Requirement - Tell how many lines contain the word "xlabel". Reply with the number only.

Extracted entries -

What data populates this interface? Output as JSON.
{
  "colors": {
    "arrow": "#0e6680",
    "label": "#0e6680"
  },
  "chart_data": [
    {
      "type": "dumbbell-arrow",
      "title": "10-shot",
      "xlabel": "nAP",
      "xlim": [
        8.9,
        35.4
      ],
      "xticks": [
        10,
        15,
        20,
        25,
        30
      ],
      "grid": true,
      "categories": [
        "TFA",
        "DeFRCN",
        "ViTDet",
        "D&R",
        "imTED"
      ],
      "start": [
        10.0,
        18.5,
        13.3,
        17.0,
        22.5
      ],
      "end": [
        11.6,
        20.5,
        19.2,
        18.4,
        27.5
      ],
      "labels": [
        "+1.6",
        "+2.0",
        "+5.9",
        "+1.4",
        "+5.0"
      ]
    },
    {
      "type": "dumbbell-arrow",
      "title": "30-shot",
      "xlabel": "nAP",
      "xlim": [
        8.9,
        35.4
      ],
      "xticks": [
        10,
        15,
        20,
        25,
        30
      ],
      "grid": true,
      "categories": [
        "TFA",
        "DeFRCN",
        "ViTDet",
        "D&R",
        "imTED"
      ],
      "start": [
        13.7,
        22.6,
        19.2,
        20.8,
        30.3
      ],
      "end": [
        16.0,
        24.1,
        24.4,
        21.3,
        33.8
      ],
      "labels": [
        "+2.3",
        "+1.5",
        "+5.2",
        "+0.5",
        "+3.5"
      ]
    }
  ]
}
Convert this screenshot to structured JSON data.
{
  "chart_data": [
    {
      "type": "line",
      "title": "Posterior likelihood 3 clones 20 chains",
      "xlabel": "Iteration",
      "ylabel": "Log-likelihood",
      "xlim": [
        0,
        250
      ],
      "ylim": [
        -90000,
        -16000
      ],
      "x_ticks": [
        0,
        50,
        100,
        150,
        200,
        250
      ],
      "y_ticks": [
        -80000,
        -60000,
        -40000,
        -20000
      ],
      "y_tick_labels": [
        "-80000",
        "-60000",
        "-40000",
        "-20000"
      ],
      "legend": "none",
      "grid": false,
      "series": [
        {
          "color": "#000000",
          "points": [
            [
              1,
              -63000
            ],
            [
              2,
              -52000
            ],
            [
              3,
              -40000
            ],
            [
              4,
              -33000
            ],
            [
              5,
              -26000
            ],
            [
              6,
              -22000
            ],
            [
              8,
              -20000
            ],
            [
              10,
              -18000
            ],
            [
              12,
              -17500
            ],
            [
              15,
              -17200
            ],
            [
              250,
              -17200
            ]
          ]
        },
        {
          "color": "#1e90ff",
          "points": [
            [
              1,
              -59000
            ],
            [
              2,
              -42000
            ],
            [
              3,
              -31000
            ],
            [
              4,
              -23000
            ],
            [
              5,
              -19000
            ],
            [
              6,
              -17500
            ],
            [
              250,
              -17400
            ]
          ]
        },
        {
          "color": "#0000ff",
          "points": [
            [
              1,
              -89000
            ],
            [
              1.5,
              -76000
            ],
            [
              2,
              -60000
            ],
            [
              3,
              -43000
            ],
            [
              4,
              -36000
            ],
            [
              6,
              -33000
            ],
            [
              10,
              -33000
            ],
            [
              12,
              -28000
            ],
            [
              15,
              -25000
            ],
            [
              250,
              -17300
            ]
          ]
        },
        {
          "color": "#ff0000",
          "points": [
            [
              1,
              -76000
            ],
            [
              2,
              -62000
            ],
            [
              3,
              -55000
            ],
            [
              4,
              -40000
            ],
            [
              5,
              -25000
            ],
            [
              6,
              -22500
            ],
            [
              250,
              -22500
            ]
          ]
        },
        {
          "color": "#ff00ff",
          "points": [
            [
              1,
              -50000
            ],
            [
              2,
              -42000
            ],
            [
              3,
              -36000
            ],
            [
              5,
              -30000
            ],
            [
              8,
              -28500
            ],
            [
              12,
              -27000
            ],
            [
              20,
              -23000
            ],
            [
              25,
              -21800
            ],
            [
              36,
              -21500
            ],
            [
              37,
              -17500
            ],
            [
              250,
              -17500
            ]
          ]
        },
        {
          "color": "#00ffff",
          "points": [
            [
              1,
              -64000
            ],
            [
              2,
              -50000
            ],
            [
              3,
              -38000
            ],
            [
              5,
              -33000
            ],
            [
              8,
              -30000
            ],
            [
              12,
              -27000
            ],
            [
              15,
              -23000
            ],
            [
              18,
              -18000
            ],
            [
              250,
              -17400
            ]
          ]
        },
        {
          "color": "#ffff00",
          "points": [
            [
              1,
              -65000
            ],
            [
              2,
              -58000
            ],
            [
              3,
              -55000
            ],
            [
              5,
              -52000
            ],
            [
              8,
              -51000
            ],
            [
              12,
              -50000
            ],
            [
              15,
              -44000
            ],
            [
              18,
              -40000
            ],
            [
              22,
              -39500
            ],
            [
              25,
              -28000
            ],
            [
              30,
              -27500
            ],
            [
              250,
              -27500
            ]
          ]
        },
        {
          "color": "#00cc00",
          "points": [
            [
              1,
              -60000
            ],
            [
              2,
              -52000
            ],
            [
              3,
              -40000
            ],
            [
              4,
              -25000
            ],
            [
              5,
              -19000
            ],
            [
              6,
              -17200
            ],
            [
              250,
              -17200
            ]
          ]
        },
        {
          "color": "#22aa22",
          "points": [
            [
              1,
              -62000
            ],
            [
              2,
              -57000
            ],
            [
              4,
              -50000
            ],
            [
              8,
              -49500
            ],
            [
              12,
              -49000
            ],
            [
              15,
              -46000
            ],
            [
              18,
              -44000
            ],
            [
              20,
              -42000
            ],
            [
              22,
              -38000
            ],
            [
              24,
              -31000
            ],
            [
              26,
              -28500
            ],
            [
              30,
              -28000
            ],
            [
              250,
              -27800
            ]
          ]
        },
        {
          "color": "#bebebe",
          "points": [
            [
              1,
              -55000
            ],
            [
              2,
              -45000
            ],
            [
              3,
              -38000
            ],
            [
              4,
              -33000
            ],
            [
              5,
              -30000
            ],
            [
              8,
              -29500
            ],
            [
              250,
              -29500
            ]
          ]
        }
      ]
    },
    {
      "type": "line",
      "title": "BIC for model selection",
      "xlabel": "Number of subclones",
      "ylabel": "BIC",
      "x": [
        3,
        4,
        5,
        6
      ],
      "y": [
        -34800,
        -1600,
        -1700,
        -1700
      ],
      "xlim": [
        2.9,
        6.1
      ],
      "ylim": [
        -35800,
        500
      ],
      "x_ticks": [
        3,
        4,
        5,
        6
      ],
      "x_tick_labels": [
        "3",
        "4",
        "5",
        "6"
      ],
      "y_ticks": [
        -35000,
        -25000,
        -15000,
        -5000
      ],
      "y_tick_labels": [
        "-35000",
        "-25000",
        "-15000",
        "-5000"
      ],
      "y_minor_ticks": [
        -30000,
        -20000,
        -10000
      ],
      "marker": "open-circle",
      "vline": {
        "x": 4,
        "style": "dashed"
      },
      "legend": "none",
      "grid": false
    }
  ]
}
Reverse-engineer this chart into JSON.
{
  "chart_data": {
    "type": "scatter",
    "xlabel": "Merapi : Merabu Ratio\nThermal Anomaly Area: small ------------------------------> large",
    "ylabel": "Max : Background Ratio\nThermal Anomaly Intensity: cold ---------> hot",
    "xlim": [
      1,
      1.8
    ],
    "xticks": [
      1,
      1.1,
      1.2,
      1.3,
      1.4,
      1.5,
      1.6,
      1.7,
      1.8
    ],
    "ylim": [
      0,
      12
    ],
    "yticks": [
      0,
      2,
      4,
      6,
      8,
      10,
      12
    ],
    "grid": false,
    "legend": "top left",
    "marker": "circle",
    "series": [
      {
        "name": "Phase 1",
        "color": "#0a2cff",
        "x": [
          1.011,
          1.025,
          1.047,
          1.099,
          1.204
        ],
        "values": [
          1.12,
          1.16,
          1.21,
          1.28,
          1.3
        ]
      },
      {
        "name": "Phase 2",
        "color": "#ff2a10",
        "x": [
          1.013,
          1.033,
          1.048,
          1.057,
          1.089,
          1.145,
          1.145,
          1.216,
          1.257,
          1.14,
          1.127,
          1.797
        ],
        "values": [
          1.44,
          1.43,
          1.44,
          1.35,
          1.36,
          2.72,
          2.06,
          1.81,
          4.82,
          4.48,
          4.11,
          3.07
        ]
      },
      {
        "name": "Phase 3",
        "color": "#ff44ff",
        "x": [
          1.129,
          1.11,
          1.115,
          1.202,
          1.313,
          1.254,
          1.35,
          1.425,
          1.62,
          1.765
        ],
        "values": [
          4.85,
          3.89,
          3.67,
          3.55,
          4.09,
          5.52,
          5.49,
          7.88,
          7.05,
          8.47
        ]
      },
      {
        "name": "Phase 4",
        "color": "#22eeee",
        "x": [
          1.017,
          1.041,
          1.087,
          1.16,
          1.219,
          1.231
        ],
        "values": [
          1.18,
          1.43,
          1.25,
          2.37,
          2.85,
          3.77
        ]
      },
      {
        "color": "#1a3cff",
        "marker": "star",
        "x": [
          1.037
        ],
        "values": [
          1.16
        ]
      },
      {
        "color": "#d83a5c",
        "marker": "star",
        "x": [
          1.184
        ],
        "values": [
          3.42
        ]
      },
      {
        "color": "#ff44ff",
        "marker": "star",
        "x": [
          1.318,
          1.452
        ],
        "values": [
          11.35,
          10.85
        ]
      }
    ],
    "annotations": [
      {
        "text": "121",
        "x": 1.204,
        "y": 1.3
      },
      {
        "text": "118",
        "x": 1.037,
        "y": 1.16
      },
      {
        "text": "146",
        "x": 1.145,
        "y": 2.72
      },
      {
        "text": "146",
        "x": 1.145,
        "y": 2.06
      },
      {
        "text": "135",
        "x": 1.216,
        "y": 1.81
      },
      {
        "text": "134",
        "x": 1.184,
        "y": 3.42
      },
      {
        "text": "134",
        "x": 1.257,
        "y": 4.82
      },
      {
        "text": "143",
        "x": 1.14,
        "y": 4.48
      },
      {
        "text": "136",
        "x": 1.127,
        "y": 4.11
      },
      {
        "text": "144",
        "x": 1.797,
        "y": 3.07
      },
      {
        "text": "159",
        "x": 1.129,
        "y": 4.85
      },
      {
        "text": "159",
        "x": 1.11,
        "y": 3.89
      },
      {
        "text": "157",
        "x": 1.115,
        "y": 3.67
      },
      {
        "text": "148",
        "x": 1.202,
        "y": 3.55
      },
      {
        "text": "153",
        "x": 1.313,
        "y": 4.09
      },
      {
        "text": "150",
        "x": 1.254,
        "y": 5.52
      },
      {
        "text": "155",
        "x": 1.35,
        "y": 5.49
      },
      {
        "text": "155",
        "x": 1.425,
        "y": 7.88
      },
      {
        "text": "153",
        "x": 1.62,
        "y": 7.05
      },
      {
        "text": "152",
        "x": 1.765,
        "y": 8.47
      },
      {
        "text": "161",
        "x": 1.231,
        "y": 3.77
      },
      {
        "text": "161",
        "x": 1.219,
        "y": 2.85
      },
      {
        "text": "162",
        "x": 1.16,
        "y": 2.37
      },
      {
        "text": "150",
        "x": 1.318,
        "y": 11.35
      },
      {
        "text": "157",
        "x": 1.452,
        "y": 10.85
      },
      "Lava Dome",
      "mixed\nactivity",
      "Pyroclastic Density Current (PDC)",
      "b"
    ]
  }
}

Completed task - 5